Task to carry out —
Without the images, print all the entries below exactly as given.

>> start Record list

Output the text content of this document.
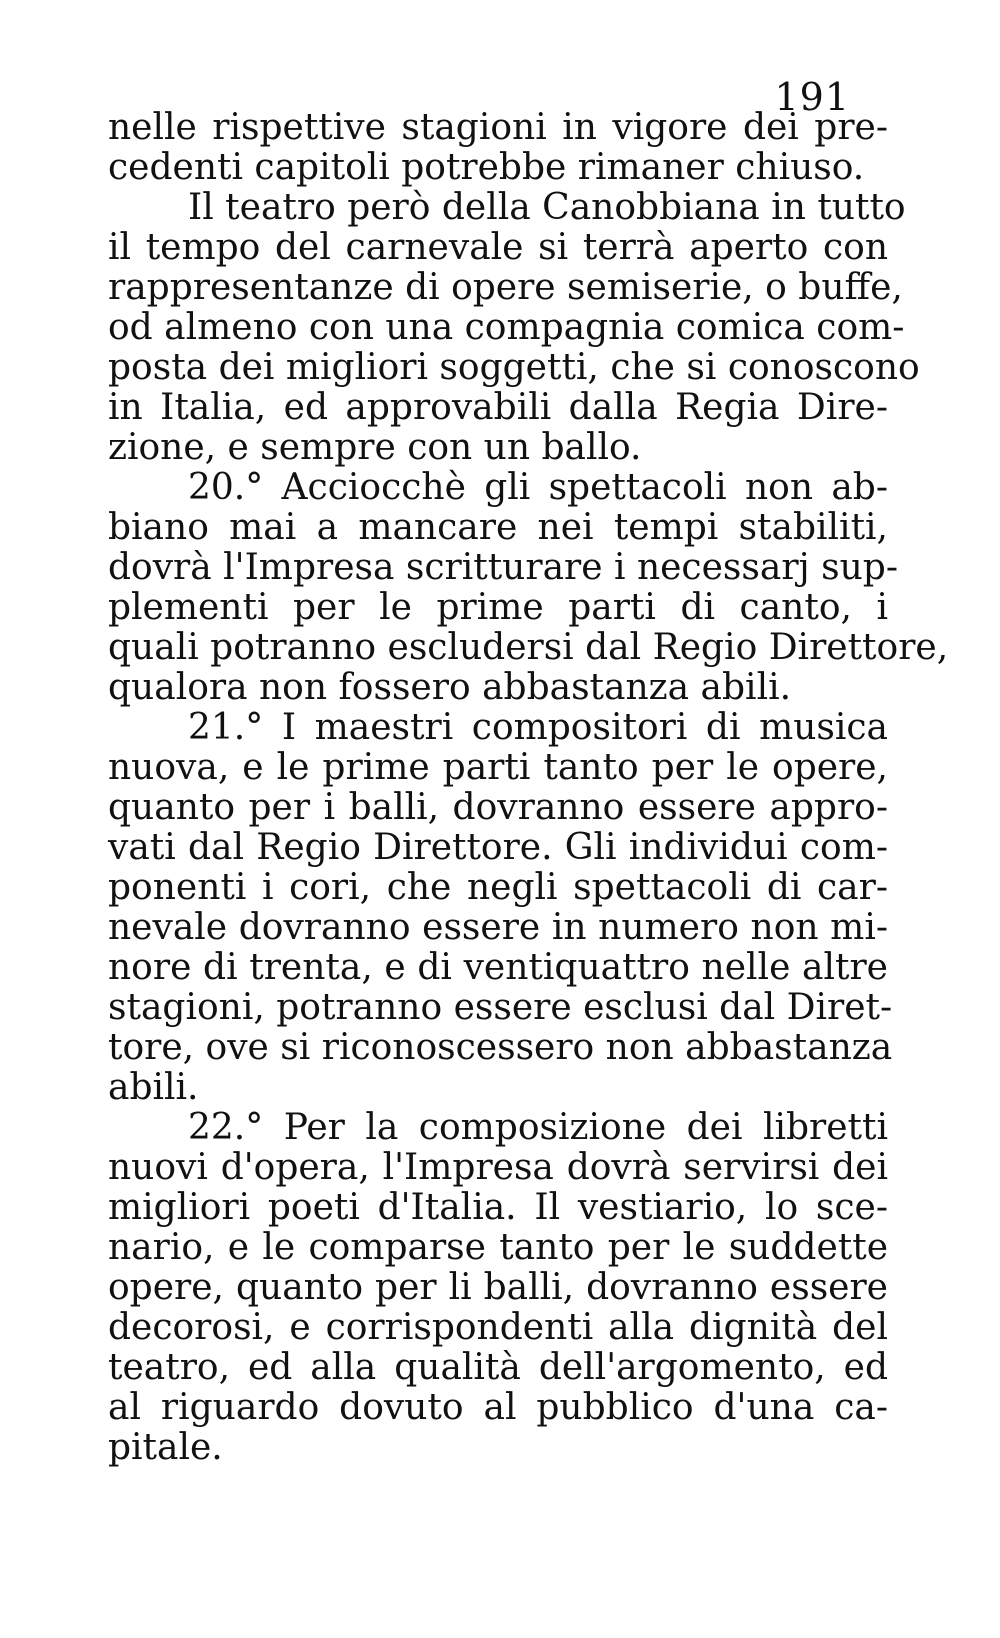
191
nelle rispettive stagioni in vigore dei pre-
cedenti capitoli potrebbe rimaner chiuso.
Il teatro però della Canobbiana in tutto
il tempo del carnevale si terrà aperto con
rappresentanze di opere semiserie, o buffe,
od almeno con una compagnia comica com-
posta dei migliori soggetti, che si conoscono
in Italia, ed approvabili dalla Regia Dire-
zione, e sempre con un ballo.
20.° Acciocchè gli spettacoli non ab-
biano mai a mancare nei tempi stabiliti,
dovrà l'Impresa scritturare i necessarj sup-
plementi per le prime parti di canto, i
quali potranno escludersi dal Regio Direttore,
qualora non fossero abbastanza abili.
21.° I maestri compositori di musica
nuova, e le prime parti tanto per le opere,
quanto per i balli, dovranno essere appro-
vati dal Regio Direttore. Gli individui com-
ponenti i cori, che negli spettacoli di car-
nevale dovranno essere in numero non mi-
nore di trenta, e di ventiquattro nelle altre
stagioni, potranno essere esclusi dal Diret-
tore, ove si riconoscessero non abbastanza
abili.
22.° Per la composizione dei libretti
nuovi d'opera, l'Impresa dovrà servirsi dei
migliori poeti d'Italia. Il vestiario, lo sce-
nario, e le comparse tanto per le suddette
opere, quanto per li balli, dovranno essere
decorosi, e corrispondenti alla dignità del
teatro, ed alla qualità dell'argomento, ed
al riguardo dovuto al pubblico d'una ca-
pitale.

>> end Record list

Task response —
Output the text content of this document.
191
nelle rispettive stagioni in vigore dei pre-
cedenti capitoli potrebbe rimaner chiuso.
Il teatro però della Canobbiana in tutto
il tempo del carnevale si terrà aperto con
rappresentanze di opere semiserie, o buffe,
od almeno con una compagnia comica com-
posta dei migliori soggetti, che si conoscono
in Italia, ed approvabili dalla Regia Dire-
zione, e sempre con un ballo.
20.° Acciocchè gli spettacoli non ab-
biano mai a mancare nei tempi stabiliti,
dovrà l'Impresa scritturare i necessarj sup-
plementi per le prime parti di canto, i
quali potranno escludersi dal Regio Direttore,
qualora non fossero abbastanza abili.
21.° I maestri compositori di musica
nuova, e le prime parti tanto per le opere,
quanto per i balli, dovranno essere appro-
vati dal Regio Direttore. Gli individui com-
ponenti i cori, che negli spettacoli di car-
nevale dovranno essere in numero non mi-
nore di trenta, e di ventiquattro nelle altre
stagioni, potranno essere esclusi dal Diret-
tore, ove si riconoscessero non abbastanza
abili.
22.° Per la composizione dei libretti
nuovi d'opera, l'Impresa dovrà servirsi dei
migliori poeti d'Italia. Il vestiario, lo sce-
nario, e le comparse tanto per le suddette
opere, quanto per li balli, dovranno essere
decorosi, e corrispondenti alla dignità del
teatro, ed alla qualità dell'argomento, ed
al riguardo dovuto al pubblico d'una ca-
pitale.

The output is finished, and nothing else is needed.